■ **Exercise brief**
Below you will find a set of lines. Repeat them all exactly.

■ **Given data**
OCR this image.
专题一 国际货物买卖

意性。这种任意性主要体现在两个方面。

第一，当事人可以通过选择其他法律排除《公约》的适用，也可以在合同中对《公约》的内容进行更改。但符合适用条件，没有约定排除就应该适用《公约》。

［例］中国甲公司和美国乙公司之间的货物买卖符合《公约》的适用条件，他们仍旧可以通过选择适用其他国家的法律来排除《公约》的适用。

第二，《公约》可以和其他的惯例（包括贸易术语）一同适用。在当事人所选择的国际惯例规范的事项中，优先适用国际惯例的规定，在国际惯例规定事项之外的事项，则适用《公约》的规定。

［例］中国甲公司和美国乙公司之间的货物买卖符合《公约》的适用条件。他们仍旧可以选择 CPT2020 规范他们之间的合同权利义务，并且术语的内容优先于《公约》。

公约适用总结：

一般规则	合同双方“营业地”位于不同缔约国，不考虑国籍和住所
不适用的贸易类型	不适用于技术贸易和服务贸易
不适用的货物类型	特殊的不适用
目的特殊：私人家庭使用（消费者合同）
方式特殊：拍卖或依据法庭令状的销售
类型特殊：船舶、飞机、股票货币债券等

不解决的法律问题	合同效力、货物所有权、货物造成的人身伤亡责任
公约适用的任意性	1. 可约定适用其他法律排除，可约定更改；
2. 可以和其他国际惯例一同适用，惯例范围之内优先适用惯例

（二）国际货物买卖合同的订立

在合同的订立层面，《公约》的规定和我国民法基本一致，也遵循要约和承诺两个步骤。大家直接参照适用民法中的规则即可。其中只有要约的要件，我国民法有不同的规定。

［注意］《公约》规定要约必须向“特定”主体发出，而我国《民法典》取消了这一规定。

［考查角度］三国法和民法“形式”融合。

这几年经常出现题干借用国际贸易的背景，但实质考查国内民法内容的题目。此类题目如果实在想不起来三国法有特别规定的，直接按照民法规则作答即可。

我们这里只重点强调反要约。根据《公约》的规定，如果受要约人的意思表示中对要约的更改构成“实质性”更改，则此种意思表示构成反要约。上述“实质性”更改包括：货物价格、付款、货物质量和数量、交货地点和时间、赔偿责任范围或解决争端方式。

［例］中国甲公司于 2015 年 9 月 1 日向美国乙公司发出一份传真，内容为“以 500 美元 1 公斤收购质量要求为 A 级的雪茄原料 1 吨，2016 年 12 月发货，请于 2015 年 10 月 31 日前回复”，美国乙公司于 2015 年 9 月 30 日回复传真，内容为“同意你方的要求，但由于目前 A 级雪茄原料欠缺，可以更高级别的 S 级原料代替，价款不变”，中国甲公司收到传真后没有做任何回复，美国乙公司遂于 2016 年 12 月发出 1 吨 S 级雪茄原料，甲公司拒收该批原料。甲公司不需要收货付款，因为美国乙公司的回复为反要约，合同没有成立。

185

■ **The response**
OCR this image.
专题一 国际货物买卖

意性。这种任意性主要体现在两个方面。

第一，当事人可以通过选择其他法律排除《公约》的适用，也可以在合同中对《公约》的内容进行更改。但符合适用条件，没有约定排除就应该适用《公约》。

［例］中国甲公司和美国乙公司之间的货物买卖符合《公约》的适用条件，他们仍旧可以通过选择适用其他国家的法律来排除《公约》的适用。

第二，《公约》可以和其他的惯例（包括贸易术语）一同适用。在当事人所选择的国际惯例规范的事项中，优先适用国际惯例的规定，在国际惯例规定事项之外的事项，则适用《公约》的规定。

［例］中国甲公司和美国乙公司之间的货物买卖符合《公约》的适用条件。他们仍旧可以选择 CPT2020 规范他们之间的合同权利义务，并且术语的内容优先于《公约》。

公约适用总结：

一般规则	合同双方“营业地”位于不同缔约国，不考虑国籍和住所
不适用的贸易类型	不适用于技术贸易和服务贸易
不适用的货物类型	特殊的不适用
目的特殊：私人家庭使用（消费者合同）
方式特殊：拍卖或依据法庭令状的销售
类型特殊：船舶、飞机、股票货币债券等

不解决的法律问题	合同效力、货物所有权、货物造成的人身伤亡责任
公约适用的任意性	1. 可约定适用其他法律排除，可约定更改；
2. 可以和其他国际惯例一同适用，惯例范围之内优先适用惯例

（二）国际货物买卖合同的订立

在合同的订立层面，《公约》的规定和我国民法基本一致，也遵循要约和承诺两个步骤。大家直接参照适用民法中的规则即可。其中只有要约的要件，我国民法有不同的规定。

［注意］《公约》规定要约必须向“特定”主体发出，而我国《民法典》取消了这一规定。

［考查角度］三国法和民法“形式”融合。

这几年经常出现题干借用国际贸易的背景，但实质考查国内民法内容的题目。此类题目如果实在想不起来三国法有特别规定的，直接按照民法规则作答即可。

我们这里只重点强调反要约。根据《公约》的规定，如果受要约人的意思表示中对要约的更改构成“实质性”更改，则此种意思表示构成反要约。上述“实质性”更改包括：货物价格、付款、货物质量和数量、交货地点和时间、赔偿责任范围或解决争端方式。

［例］中国甲公司于 2015 年 9 月 1 日向美国乙公司发出一份传真，内容为“以 500 美元 1 公斤收购质量要求为 A 级的雪茄原料 1 吨，2016 年 12 月发货，请于 2015 年 10 月 31 日前回复”，美国乙公司于 2015 年 9 月 30 日回复传真，内容为“同意你方的要求，但由于目前 A 级雪茄原料欠缺，可以更高级别的 S 级原料代替，价款不变”，中国甲公司收到传真后没有做任何回复，美国乙公司遂于 2016 年 12 月发出 1 吨 S 级雪茄原料，甲公司拒收该批原料。甲公司不需要收货付款，因为美国乙公司的回复为反要约，合同没有成立。

185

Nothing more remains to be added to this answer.